Only lines holding the word "образования" should be copied from the material.

((

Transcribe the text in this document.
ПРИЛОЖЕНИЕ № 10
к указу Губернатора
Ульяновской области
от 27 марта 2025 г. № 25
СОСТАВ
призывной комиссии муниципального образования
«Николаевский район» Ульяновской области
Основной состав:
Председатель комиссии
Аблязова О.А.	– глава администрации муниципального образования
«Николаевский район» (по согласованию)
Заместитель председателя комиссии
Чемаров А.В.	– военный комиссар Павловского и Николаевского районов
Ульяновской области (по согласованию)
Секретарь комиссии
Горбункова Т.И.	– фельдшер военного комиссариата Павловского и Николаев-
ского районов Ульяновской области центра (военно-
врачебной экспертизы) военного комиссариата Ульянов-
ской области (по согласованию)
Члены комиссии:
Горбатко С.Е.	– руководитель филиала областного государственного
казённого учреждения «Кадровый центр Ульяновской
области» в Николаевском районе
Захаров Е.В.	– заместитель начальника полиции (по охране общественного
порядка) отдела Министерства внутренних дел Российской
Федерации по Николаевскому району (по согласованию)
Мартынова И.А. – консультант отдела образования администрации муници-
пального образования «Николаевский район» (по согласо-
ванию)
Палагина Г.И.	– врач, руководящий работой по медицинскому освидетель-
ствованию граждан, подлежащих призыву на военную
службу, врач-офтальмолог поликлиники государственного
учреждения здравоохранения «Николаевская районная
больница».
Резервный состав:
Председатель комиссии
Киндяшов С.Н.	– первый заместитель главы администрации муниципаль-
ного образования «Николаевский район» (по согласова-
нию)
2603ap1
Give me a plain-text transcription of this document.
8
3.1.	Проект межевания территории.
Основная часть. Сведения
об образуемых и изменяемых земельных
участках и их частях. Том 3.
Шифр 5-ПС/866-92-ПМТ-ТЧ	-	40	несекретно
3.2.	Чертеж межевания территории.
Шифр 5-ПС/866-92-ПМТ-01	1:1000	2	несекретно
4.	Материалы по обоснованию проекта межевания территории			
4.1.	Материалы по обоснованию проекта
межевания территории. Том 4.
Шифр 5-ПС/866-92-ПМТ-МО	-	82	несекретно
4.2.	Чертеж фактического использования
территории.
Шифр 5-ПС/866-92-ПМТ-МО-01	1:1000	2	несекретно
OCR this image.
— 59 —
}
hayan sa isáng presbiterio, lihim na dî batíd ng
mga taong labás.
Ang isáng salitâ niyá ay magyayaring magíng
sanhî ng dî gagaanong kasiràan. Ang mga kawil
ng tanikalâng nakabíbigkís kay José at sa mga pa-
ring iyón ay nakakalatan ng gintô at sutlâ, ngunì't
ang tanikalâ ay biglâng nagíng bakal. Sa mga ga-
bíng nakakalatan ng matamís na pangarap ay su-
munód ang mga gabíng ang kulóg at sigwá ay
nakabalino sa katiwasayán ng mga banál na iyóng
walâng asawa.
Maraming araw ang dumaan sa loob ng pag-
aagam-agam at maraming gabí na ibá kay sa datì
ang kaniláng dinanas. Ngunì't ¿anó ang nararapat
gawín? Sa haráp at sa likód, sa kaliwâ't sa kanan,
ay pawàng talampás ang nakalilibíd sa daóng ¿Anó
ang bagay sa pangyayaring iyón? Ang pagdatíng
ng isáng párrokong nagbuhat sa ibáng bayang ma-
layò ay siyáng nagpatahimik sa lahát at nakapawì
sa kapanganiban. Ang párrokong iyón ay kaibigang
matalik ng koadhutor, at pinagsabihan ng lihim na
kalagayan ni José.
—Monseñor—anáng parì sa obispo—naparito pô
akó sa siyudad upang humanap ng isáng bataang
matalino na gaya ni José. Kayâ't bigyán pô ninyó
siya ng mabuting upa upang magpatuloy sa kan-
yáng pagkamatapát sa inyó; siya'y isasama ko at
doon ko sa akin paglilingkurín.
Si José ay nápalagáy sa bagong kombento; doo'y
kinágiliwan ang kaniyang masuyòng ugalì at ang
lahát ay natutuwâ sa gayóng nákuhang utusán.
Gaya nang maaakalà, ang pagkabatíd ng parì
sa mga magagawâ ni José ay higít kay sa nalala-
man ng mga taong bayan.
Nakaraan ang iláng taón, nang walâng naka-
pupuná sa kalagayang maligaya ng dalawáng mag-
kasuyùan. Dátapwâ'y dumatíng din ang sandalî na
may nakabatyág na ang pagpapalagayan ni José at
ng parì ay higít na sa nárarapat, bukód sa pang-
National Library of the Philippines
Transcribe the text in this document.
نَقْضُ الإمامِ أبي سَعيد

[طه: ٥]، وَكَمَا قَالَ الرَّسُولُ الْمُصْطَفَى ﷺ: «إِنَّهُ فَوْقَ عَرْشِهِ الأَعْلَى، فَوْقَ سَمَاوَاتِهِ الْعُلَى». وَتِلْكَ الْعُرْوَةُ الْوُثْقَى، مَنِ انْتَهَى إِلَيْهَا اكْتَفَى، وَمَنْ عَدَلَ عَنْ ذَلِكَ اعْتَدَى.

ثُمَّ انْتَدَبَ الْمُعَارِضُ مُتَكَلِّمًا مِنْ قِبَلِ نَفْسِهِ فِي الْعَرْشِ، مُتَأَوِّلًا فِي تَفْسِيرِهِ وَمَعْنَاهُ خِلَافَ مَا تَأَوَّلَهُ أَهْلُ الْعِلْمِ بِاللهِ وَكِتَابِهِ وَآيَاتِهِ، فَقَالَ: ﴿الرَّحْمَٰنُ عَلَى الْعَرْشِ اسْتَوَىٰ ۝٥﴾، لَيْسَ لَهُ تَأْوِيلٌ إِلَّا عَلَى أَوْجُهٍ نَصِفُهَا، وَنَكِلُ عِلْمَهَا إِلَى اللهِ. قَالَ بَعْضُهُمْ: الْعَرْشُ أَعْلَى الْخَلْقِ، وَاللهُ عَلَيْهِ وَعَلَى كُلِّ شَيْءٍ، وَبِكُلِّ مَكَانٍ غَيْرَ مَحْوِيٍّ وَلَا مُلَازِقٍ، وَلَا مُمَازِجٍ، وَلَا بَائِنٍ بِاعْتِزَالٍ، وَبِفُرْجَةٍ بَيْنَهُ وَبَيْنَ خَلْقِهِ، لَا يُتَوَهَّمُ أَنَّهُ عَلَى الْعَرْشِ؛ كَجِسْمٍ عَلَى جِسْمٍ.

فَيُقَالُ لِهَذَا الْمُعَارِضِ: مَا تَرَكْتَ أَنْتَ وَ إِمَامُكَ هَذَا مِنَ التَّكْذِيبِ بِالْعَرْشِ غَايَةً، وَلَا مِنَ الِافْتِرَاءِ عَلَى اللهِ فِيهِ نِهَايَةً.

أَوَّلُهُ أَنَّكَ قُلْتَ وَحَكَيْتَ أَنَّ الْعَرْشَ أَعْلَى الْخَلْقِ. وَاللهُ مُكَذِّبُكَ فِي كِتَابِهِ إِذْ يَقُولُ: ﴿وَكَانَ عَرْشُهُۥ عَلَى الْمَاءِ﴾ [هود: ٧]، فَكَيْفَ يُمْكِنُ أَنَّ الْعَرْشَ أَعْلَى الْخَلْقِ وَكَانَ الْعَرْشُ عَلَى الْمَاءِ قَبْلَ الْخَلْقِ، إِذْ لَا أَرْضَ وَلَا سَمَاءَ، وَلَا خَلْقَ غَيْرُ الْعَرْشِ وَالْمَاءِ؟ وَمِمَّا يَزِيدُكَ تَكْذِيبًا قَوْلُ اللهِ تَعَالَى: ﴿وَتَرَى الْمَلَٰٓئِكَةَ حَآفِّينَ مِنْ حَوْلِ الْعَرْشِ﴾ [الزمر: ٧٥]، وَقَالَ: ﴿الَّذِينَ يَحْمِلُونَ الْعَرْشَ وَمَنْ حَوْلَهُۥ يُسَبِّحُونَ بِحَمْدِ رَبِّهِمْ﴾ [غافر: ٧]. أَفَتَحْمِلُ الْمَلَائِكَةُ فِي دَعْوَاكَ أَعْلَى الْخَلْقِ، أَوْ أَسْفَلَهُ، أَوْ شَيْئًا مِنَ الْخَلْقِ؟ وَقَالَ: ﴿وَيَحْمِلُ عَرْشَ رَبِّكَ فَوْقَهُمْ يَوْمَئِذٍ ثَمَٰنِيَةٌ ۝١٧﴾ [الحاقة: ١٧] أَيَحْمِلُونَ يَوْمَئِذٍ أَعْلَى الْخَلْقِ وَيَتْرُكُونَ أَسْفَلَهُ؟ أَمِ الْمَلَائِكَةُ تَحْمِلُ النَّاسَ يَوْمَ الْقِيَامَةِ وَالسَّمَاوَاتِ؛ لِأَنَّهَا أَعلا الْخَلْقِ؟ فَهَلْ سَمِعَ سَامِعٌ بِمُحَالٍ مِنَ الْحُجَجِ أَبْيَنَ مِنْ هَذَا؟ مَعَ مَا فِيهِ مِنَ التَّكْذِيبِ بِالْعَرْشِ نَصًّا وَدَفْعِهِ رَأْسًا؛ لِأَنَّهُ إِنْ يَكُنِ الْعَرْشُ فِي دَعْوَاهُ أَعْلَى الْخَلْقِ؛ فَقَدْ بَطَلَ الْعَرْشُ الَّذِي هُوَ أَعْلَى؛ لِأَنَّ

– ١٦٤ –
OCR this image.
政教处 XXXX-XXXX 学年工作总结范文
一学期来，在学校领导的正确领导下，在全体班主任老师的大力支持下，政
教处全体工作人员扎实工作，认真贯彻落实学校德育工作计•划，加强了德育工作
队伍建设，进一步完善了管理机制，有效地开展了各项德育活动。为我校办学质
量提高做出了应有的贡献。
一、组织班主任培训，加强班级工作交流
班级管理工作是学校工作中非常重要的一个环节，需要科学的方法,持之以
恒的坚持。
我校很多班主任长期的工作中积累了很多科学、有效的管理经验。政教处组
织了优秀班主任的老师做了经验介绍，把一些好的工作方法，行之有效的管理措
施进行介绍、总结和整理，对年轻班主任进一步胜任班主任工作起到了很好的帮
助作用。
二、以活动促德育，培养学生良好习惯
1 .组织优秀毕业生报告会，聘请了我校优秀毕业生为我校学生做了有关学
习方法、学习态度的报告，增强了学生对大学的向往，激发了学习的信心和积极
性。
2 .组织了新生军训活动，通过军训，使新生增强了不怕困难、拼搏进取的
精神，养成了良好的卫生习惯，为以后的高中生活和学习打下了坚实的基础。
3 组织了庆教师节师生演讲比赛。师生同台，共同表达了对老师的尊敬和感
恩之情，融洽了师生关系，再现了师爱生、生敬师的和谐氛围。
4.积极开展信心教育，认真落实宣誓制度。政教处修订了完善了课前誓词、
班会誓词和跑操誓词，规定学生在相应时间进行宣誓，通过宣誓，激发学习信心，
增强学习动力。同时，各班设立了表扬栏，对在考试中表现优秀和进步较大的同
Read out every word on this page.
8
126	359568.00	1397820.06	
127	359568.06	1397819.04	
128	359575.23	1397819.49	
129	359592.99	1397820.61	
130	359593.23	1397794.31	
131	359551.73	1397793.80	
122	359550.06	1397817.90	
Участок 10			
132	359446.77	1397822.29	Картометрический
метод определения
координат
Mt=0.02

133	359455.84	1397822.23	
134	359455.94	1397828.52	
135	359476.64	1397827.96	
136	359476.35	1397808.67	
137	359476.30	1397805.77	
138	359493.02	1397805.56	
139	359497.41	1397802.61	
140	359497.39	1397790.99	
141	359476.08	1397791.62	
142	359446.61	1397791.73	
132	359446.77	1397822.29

))

Correct answer
призывной комиссии муниципального образования
Аблязова О.А.	– глава администрации муниципального образования
Мартынова И.А. – консультант отдела образования администрации муници-
пального образования «Николаевский район» (по согласо-
ного образования «Николаевский район» (по согласова-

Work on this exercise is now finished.